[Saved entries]
= = = = = = =
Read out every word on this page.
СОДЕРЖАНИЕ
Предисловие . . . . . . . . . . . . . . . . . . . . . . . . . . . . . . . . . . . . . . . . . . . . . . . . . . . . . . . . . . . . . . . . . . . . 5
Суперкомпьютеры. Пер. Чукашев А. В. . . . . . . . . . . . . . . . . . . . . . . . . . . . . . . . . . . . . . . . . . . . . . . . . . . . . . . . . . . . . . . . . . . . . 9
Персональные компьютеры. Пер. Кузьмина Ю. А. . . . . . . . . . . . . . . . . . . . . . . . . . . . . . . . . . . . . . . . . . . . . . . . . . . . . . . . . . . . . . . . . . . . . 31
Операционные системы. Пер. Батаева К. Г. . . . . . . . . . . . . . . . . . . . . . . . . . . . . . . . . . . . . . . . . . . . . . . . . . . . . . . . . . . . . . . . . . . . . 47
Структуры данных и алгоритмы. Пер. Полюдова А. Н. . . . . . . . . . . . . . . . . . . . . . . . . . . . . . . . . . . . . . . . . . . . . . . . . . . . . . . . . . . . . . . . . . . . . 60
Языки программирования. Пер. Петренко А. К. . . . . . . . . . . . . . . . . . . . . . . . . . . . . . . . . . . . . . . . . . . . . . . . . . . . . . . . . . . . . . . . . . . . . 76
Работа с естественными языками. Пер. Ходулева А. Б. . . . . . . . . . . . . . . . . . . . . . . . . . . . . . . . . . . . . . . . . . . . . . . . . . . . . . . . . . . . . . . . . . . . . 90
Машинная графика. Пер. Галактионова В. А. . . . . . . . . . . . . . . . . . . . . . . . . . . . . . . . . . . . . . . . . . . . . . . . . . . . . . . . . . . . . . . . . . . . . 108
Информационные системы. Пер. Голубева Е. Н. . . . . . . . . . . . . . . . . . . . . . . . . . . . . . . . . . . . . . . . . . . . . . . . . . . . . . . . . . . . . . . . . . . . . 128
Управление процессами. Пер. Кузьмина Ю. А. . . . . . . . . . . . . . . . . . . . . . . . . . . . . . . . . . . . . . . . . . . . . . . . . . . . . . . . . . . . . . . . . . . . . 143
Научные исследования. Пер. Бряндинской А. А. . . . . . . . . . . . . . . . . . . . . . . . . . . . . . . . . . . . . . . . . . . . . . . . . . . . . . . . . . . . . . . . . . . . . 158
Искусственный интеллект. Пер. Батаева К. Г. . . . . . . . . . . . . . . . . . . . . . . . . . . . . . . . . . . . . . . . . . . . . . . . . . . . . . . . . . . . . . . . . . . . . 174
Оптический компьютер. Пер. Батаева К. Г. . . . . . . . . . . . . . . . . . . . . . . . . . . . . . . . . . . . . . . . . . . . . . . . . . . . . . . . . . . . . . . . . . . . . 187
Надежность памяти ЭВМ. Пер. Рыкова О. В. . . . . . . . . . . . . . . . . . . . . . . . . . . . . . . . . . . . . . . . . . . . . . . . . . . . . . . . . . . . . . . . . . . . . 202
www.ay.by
= = = = = = =
§ **Set task**
Tell how many lines of the data include the word "Батаева", and nothing else.

§ **Answer to the exercise**
3